┌─ Data entries

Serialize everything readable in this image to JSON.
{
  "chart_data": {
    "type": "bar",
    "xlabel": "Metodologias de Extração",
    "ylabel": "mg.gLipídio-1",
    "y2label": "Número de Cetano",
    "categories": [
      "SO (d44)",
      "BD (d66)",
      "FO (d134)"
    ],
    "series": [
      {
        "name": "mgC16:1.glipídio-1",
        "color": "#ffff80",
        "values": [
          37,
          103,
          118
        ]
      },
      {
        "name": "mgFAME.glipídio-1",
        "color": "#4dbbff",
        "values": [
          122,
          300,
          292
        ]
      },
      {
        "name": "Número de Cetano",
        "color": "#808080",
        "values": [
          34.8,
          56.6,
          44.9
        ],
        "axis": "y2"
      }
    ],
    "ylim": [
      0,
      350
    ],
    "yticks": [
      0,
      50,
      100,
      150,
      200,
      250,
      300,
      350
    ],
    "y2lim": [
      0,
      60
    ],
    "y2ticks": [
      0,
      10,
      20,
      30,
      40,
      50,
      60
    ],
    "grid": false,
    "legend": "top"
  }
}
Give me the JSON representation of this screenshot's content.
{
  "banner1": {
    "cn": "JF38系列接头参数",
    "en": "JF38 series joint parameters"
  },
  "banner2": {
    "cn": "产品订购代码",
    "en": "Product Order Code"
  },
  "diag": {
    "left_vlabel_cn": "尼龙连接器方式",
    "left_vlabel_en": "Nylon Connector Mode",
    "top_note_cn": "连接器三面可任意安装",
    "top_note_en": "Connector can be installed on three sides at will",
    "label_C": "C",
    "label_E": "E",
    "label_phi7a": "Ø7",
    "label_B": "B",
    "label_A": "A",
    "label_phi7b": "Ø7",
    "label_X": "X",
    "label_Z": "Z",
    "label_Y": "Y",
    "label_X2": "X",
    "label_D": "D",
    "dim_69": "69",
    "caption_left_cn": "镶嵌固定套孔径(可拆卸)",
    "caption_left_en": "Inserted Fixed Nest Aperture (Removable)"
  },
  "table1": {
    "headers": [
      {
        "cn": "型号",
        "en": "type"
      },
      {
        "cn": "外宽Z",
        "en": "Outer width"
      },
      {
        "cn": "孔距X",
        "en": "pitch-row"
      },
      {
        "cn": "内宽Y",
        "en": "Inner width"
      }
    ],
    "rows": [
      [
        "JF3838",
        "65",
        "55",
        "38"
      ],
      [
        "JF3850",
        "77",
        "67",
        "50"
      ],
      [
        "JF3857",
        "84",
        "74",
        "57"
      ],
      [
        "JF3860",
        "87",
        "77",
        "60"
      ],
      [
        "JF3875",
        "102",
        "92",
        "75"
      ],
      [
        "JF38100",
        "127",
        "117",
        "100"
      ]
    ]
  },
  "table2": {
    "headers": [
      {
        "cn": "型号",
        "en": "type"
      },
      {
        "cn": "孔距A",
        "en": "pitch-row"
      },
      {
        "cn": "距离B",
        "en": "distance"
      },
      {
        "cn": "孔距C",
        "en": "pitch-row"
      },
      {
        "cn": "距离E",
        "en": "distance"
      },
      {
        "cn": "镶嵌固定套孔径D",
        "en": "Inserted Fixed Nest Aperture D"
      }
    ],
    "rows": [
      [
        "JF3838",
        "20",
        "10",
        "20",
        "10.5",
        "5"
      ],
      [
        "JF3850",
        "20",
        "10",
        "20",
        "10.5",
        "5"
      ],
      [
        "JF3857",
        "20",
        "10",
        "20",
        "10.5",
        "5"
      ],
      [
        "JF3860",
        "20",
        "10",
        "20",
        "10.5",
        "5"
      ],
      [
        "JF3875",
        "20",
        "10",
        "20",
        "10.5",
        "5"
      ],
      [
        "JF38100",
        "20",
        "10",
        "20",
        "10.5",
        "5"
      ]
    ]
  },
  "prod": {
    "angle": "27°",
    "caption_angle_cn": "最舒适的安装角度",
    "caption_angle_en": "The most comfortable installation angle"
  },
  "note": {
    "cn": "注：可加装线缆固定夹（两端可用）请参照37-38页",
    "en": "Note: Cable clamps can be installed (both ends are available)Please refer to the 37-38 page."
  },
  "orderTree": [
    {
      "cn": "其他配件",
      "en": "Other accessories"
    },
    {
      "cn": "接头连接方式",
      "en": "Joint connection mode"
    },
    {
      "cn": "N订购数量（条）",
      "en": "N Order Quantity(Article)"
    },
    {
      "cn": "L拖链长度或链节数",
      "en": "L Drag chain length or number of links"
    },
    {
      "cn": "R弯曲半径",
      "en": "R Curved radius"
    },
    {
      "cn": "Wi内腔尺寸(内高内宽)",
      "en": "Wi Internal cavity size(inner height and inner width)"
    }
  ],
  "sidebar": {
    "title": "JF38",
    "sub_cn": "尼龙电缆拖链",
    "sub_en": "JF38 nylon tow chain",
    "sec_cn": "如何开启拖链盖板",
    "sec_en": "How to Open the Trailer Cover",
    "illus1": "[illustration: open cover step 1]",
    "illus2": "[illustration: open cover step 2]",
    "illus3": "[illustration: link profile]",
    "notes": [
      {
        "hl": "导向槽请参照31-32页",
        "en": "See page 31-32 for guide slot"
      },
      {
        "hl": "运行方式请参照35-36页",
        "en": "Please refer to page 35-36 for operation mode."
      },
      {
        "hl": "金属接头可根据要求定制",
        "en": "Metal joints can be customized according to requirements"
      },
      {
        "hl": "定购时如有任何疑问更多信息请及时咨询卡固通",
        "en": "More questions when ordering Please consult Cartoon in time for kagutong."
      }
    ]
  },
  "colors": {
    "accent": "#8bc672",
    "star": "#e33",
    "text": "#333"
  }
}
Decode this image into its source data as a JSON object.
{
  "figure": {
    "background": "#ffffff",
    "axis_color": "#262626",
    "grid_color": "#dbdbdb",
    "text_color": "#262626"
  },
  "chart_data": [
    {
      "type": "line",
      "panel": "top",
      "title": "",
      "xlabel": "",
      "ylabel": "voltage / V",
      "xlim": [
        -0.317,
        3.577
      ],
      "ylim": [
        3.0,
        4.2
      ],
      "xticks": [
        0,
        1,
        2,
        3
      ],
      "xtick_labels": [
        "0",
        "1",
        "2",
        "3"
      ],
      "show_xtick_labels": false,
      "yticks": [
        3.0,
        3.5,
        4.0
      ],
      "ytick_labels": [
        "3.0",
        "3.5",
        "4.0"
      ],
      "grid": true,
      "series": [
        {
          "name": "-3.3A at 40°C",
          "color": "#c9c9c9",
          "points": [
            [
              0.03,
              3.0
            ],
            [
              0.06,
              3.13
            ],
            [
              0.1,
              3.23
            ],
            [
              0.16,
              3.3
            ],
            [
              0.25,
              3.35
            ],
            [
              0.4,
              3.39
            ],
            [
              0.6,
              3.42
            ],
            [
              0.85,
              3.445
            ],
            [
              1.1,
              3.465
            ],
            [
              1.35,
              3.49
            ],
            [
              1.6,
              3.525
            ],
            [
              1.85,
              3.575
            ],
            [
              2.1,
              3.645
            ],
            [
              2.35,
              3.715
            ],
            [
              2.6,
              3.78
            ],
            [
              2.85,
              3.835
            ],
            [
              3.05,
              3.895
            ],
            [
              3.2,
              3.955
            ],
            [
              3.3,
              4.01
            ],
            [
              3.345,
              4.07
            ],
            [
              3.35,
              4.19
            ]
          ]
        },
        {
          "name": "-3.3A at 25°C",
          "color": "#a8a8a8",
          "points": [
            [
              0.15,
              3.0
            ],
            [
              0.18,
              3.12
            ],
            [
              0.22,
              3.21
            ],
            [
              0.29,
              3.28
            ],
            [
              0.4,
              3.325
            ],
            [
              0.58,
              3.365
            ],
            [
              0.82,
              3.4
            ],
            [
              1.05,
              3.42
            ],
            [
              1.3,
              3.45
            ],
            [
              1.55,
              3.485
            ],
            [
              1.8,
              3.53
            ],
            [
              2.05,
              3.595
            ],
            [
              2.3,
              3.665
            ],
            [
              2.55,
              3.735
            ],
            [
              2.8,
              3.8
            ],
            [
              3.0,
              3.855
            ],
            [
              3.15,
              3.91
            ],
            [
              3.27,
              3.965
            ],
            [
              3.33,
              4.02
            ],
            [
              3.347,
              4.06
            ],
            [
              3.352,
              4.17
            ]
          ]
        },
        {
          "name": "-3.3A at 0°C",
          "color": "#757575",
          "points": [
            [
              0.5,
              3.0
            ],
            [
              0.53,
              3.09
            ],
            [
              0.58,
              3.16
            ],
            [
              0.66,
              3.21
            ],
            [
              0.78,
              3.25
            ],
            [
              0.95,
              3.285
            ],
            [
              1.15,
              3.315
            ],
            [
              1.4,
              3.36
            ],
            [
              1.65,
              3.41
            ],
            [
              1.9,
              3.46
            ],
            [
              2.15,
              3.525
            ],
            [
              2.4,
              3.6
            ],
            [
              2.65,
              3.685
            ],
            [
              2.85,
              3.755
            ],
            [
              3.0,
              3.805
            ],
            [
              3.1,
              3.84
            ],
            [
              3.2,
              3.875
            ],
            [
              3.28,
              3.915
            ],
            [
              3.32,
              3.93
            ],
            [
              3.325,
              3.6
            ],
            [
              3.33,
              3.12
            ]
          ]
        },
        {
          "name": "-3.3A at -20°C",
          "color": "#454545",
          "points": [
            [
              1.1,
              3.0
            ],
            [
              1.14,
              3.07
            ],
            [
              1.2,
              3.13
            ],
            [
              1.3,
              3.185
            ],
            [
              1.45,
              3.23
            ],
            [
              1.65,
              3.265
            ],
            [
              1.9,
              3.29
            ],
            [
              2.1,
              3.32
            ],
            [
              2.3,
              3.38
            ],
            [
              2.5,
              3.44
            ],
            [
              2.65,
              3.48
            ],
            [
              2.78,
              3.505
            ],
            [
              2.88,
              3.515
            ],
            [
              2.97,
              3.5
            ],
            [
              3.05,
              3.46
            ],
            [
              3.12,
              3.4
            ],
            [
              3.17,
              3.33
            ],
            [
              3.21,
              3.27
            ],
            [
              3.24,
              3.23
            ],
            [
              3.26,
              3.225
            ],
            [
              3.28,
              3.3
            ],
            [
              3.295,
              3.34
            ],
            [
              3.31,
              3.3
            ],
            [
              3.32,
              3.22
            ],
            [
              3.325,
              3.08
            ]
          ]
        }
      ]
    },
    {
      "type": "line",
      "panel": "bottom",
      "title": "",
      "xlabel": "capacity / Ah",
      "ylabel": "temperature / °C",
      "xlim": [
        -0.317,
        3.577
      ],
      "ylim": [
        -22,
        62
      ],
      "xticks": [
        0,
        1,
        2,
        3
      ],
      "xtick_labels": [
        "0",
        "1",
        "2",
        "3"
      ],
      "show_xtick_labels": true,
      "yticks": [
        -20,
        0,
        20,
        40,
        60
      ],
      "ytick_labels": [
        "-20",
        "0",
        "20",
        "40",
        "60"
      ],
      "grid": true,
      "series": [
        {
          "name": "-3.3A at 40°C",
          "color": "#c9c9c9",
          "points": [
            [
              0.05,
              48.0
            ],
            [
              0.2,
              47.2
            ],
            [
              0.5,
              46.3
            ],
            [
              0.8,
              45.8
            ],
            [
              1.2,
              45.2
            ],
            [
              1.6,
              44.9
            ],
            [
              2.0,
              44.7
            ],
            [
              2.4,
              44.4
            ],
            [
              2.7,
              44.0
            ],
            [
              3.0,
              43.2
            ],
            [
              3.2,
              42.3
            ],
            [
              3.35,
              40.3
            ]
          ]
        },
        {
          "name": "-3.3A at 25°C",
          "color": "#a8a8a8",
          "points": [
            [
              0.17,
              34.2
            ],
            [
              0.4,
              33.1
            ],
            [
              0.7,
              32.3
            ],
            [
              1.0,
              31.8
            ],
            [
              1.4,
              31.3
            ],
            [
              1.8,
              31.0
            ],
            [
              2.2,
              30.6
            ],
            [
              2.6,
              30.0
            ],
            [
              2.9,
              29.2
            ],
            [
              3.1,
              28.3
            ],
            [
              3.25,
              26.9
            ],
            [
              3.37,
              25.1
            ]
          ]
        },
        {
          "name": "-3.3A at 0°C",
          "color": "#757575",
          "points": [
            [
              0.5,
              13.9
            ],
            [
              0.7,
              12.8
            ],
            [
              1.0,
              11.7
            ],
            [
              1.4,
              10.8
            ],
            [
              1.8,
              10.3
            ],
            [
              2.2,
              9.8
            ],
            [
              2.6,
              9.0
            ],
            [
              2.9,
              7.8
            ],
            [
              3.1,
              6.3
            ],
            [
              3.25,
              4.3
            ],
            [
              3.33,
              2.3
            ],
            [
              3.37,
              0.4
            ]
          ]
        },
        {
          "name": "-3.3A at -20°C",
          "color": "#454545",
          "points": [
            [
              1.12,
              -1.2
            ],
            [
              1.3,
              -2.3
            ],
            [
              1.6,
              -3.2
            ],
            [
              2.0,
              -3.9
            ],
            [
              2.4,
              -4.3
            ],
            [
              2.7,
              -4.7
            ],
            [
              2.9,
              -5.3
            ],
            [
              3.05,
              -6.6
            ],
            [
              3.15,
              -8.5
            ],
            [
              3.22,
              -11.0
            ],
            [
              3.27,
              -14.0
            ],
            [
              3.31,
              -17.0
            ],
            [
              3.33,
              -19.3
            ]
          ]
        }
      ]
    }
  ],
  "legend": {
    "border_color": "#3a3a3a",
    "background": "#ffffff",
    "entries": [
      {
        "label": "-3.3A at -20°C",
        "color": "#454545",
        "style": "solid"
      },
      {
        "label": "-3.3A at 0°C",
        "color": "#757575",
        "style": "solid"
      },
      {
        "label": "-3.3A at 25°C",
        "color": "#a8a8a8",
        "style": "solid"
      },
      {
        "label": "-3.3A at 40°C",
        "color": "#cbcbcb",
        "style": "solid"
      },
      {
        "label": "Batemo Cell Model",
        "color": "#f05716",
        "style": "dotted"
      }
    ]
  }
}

└─

» **What the exercise asks**:
Locate all lines in the listing above with the word "image" and copy them.

» **Response**:
Serialize everything readable in this image to JSON.
Decode this image into its source data as a JSON object.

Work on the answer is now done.